- _Source material_:
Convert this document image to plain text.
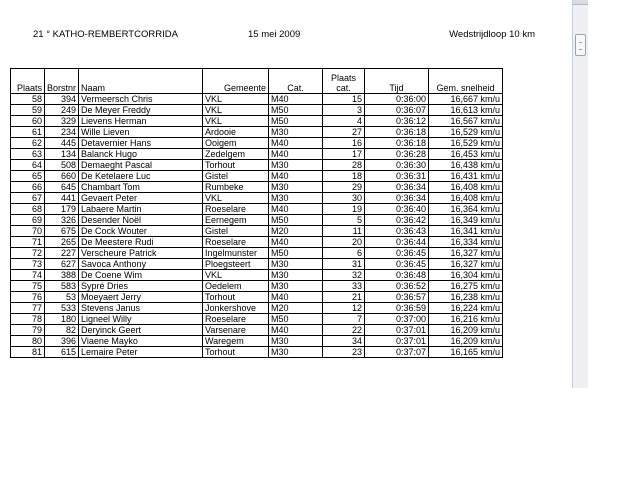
21 ° KATHO-REMBERTCORRIDA	15 mei 2009	Wedstrijdloop 10 km
Plaats	Borstnr	Naam	Gemeente	Cat.	Plaats cat.	Tijd	Gem. snelheid
58	394	Vermeersch Chris	VKL	M40	15	0:36:00	16,667 km/u
59	249	De Meyer Freddy	VKL	M50	3	0:36:07	16,613 km/u
60	329	Lievens Herman	VKL	M50	4	0:36:12	16,567 km/u
61	234	Wille Lieven	Ardooie	M30	27	0:36:18	16,529 km/u
62	445	Detavernier Hans	Ooigem	M40	16	0:36:18	16,529 km/u
63	134	Balanck Hugo	Zedelgem	M40	17	0:36:28	16,453 km/u
64	508	Demaeght Pascal	Torhout	M30	28	0:36:30	16,438 km/u
65	660	De Ketelaere Luc	Gistel	M40	18	0:36:31	16,431 km/u
66	645	Chambart Tom	Rumbeke	M30	29	0:36:34	16,408 km/u
67	441	Gevaert Peter	VKL	M30	30	0:36:34	16,408 km/u
68	179	Labaere Martin	Roeselare	M40	19	0:36:40	16,364 km/u
69	326	Desender Noël	Eernegem	M50	5	0:36:42	16,349 km/u
70	675	De Cock Wouter	Gistel	M20	11	0:36:43	16,341 km/u
71	265	De Meestere Rudi	Roeselare	M40	20	0:36:44	16,334 km/u
72	227	Verscheure Patrick	Ingelmunster	M50	6	0:36:45	16,327 km/u
73	627	Savoca Anthony	Ploegsteert	M30	31	0:36:45	16,327 km/u
74	388	De Coene Wim	VKL	M30	32	0:36:48	16,304 km/u
75	583	Sypré Dries	Oedelem	M30	33	0:36:52	16,275 km/u
76	53	Moeyaert Jerry	Torhout	M40	21	0:36:57	16,238 km/u
77	533	Stevens Janus	Jonkershove	M20	12	0:36:59	16,224 km/u
78	180	Ligneel Willy	Roeselare	M50	7	0:37:00	16,216 km/u
79	82	Deryinck Geert	Varsenare	M40	22	0:37:01	16,209 km/u
80	396	Viaene Mayko	Waregem	M30	34	0:37:01	16,209 km/u
81	615	Lemaire Peter	Torhout	M30	23	0:37:07	16,165 km/u
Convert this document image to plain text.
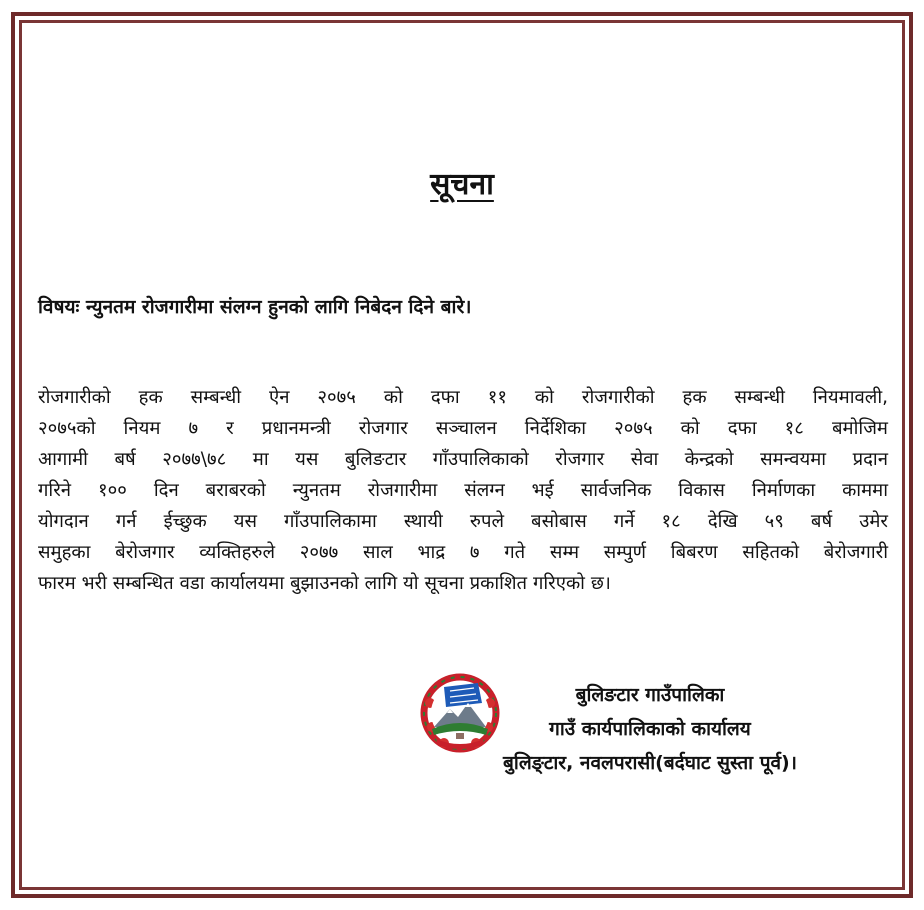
सूचना

विषयः न्युनतम रोजगारीमा संलग्न हुनको लागि निबेदन दिने बारे।

रोजगारीको हक सम्बन्धी ऐन २०७५ को दफा ११ को रोजगारीको हक सम्बन्धी नियमावली,
२०७५को नियम ७ र प्रधानमन्त्री रोजगार सञ्चालन निर्देशिका २०७५ को दफा १८ बमोजिम
आगामी बर्ष २०७७\७८ मा यस बुलिङटार गाँउपालिकाको रोजगार सेवा केन्द्रको समन्वयमा प्रदान
गरिने १०० दिन बराबरको न्युनतम रोजगारीमा संलग्न भई सार्वजनिक विकास निर्माणका काममा
योगदान गर्न ईच्छुक यस गाँउपालिकामा स्थायी रुपले बसोबास गर्ने १८ देखि ५९ बर्ष उमेर
समुहका बेरोजगार व्यक्तिहरुले २०७७ साल भाद्र ७ गते सम्म सम्पुर्ण बिबरण सहितको बेरोजगारी
फारम भरी सम्बन्धित वडा कार्यालयमा बुझाउनको लागि यो सूचना प्रकाशित गरिएको छ।
बुलिङटार गाउँपालिका
गाउँ कार्यपालिकाको कार्यालय
बुलिङ्टार, नवलपरासी(बर्दघाट सुस्ता पूर्व)।
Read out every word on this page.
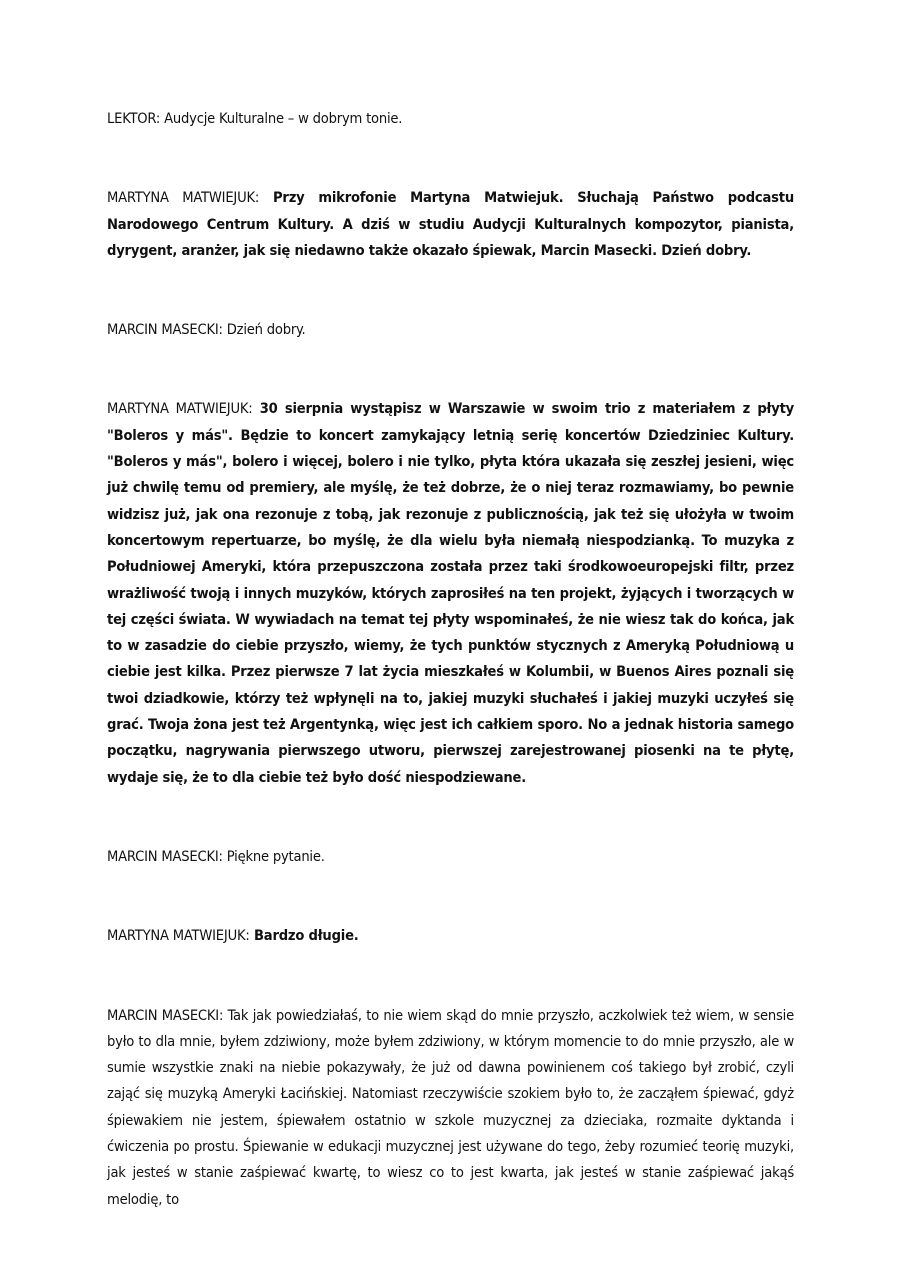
LEKTOR: Audycje Kulturalne – w dobrym tonie.

MARTYNA MATWIEJUK: Przy mikrofonie Martyna Matwiejuk. Słuchają Państwo podcastu Narodowego Centrum Kultury. A dziś w studiu Audycji Kulturalnych kompozytor, pianista, dyrygent, aranżer, jak się niedawno także okazało śpiewak, Marcin Masecki. Dzień dobry.

MARCIN MASECKI: Dzień dobry.

MARTYNA MATWIEJUK: 30 sierpnia wystąpisz w Warszawie w swoim trio z materiałem z płyty "Boleros y más". Będzie to koncert zamykający letnią serię koncertów Dziedziniec Kultury. "Boleros y más", bolero i więcej, bolero i nie tylko, płyta która ukazała się zeszłej jesieni, więc już chwilę temu od premiery, ale myślę, że też dobrze, że o niej teraz rozmawiamy, bo pewnie widzisz już, jak ona rezonuje z tobą, jak rezonuje z publicznością, jak też się ułożyła w twoim koncertowym repertuarze, bo myślę, że dla wielu była niemałą niespodzianką. To muzyka z Południowej Ameryki, która przepuszczona została przez taki środkowoeuropejski filtr, przez wrażliwość twoją i innych muzyków, których zaprosiłeś na ten projekt, żyjących i tworzących w tej części świata. W wywiadach na temat tej płyty wspominałeś, że nie wiesz tak do końca, jak to w zasadzie do ciebie przyszło, wiemy, że tych punktów stycznych z Ameryką Południową u ciebie jest kilka. Przez pierwsze 7 lat życia mieszkałeś w Kolumbii, w Buenos Aires poznali się twoi dziadkowie, którzy też wpłynęli na to, jakiej muzyki słuchałeś i jakiej muzyki uczyłeś się grać. Twoja żona jest też Argentynką, więc jest ich całkiem sporo. No a jednak historia samego początku, nagrywania pierwszego utworu, pierwszej zarejestrowanej piosenki na te płytę, wydaje się, że to dla ciebie też było dość niespodziewane.

MARCIN MASECKI: Piękne pytanie.

MARTYNA MATWIEJUK: Bardzo długie.

MARCIN MASECKI: Tak jak powiedziałaś, to nie wiem skąd do mnie przyszło, aczkolwiek też wiem, w sensie było to dla mnie, byłem zdziwiony, może byłem zdziwiony, w którym momencie to do mnie przyszło, ale w sumie wszystkie znaki na niebie pokazywały, że już od dawna powinienem coś takiego był zrobić, czyli zająć się muzyką Ameryki Łacińskiej. Natomiast rzeczywiście szokiem było to, że zacząłem śpiewać, gdyż śpiewakiem nie jestem, śpiewałem ostatnio w szkole muzycznej za dzieciaka, rozmaite dyktanda i ćwiczenia po prostu. Śpiewanie w edukacji muzycznej jest używane do tego, żeby rozumieć teorię muzyki, jak jesteś w stanie zaśpiewać kwartę, to wiesz co to jest kwarta, jak jesteś w stanie zaśpiewać jakąś melodię, to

- _Goal_: Pictures don't belong in the copy. Transcribe every record exactly as it appears.

- _Finished exercise_:
Convert this document image to plain text.
21 ° KATHO-REMBERTCORRIDA	15 mei 2009	Wedstrijdloop 10 km
Plaats	Borstnr	Naam	Gemeente	Cat.	Plaats cat.	Tijd	Gem. snelheid
58	394	Vermeersch Chris	VKL	M40	15	0:36:00	16,667 km/u
59	249	De Meyer Freddy	VKL	M50	3	0:36:07	16,613 km/u
60	329	Lievens Herman	VKL	M50	4	0:36:12	16,567 km/u
61	234	Wille Lieven	Ardooie	M30	27	0:36:18	16,529 km/u
62	445	Detavernier Hans	Ooigem	M40	16	0:36:18	16,529 km/u
63	134	Balanck Hugo	Zedelgem	M40	17	0:36:28	16,453 km/u
64	508	Demaeght Pascal	Torhout	M30	28	0:36:30	16,438 km/u
65	660	De Ketelaere Luc	Gistel	M40	18	0:36:31	16,431 km/u
66	645	Chambart Tom	Rumbeke	M30	29	0:36:34	16,408 km/u
67	441	Gevaert Peter	VKL	M30	30	0:36:34	16,408 km/u
68	179	Labaere Martin	Roeselare	M40	19	0:36:40	16,364 km/u
69	326	Desender Noël	Eernegem	M50	5	0:36:42	16,349 km/u
70	675	De Cock Wouter	Gistel	M20	11	0:36:43	16,341 km/u
71	265	De Meestere Rudi	Roeselare	M40	20	0:36:44	16,334 km/u
72	227	Verscheure Patrick	Ingelmunster	M50	6	0:36:45	16,327 km/u
73	627	Savoca Anthony	Ploegsteert	M30	31	0:36:45	16,327 km/u
74	388	De Coene Wim	VKL	M30	32	0:36:48	16,304 km/u
75	583	Sypré Dries	Oedelem	M30	33	0:36:52	16,275 km/u
76	53	Moeyaert Jerry	Torhout	M40	21	0:36:57	16,238 km/u
77	533	Stevens Janus	Jonkershove	M20	12	0:36:59	16,224 km/u
78	180	Ligneel Willy	Roeselare	M50	7	0:37:00	16,216 km/u
79	82	Deryinck Geert	Varsenare	M40	22	0:37:01	16,209 km/u
80	396	Viaene Mayko	Waregem	M30	34	0:37:01	16,209 km/u
81	615	Lemaire Peter	Torhout	M30	23	0:37:07	16,165 km/u
Convert this document image to plain text.
सूचना

विषयः न्युनतम रोजगारीमा संलग्न हुनको लागि निबेदन दिने बारे।

रोजगारीको हक सम्बन्धी ऐन २०७५ को दफा ११ को रोजगारीको हक सम्बन्धी नियमावली,
२०७५को नियम ७ र प्रधानमन्त्री रोजगार सञ्चालन निर्देशिका २०७५ को दफा १८ बमोजिम
आगामी बर्ष २०७७\७८ मा यस बुलिङटार गाँउपालिकाको रोजगार सेवा केन्द्रको समन्वयमा प्रदान
गरिने १०० दिन बराबरको न्युनतम रोजगारीमा संलग्न भई सार्वजनिक विकास निर्माणका काममा
योगदान गर्न ईच्छुक यस गाँउपालिकामा स्थायी रुपले बसोबास गर्ने १८ देखि ५९ बर्ष उमेर
समुहका बेरोजगार व्यक्तिहरुले २०७७ साल भाद्र ७ गते सम्म सम्पुर्ण बिबरण सहितको बेरोजगारी
फारम भरी सम्बन्धित वडा कार्यालयमा बुझाउनको लागि यो सूचना प्रकाशित गरिएको छ।
बुलिङटार गाउँपालिका
गाउँ कार्यपालिकाको कार्यालय
बुलिङ्टार, नवलपरासी(बर्दघाट सुस्ता पूर्व)।
Read out every word on this page.
LEKTOR: Audycje Kulturalne – w dobrym tonie.

MARTYNA MATWIEJUK: Przy mikrofonie Martyna Matwiejuk. Słuchają Państwo podcastu Narodowego Centrum Kultury. A dziś w studiu Audycji Kulturalnych kompozytor, pianista, dyrygent, aranżer, jak się niedawno także okazało śpiewak, Marcin Masecki. Dzień dobry.

MARCIN MASECKI: Dzień dobry.

MARTYNA MATWIEJUK: 30 sierpnia wystąpisz w Warszawie w swoim trio z materiałem z płyty "Boleros y más". Będzie to koncert zamykający letnią serię koncertów Dziedziniec Kultury. "Boleros y más", bolero i więcej, bolero i nie tylko, płyta która ukazała się zeszłej jesieni, więc już chwilę temu od premiery, ale myślę, że też dobrze, że o niej teraz rozmawiamy, bo pewnie widzisz już, jak ona rezonuje z tobą, jak rezonuje z publicznością, jak też się ułożyła w twoim koncertowym repertuarze, bo myślę, że dla wielu była niemałą niespodzianką. To muzyka z Południowej Ameryki, która przepuszczona została przez taki środkowoeuropejski filtr, przez wrażliwość twoją i innych muzyków, których zaprosiłeś na ten projekt, żyjących i tworzących w tej części świata. W wywiadach na temat tej płyty wspominałeś, że nie wiesz tak do końca, jak to w zasadzie do ciebie przyszło, wiemy, że tych punktów stycznych z Ameryką Południową u ciebie jest kilka. Przez pierwsze 7 lat życia mieszkałeś w Kolumbii, w Buenos Aires poznali się twoi dziadkowie, którzy też wpłynęli na to, jakiej muzyki słuchałeś i jakiej muzyki uczyłeś się grać. Twoja żona jest też Argentynką, więc jest ich całkiem sporo. No a jednak historia samego początku, nagrywania pierwszego utworu, pierwszej zarejestrowanej piosenki na te płytę, wydaje się, że to dla ciebie też było dość niespodziewane.

MARCIN MASECKI: Piękne pytanie.

MARTYNA MATWIEJUK: Bardzo długie.

MARCIN MASECKI: Tak jak powiedziałaś, to nie wiem skąd do mnie przyszło, aczkolwiek też wiem, w sensie było to dla mnie, byłem zdziwiony, może byłem zdziwiony, w którym momencie to do mnie przyszło, ale w sumie wszystkie znaki na niebie pokazywały, że już od dawna powinienem coś takiego był zrobić, czyli zająć się muzyką Ameryki Łacińskiej. Natomiast rzeczywiście szokiem było to, że zacząłem śpiewać, gdyż śpiewakiem nie jestem, śpiewałem ostatnio w szkole muzycznej za dzieciaka, rozmaite dyktanda i ćwiczenia po prostu. Śpiewanie w edukacji muzycznej jest używane do tego, żeby rozumieć teorię muzyki, jak jesteś w stanie zaśpiewać kwartę, to wiesz co to jest kwarta, jak jesteś w stanie zaśpiewać jakąś melodię, to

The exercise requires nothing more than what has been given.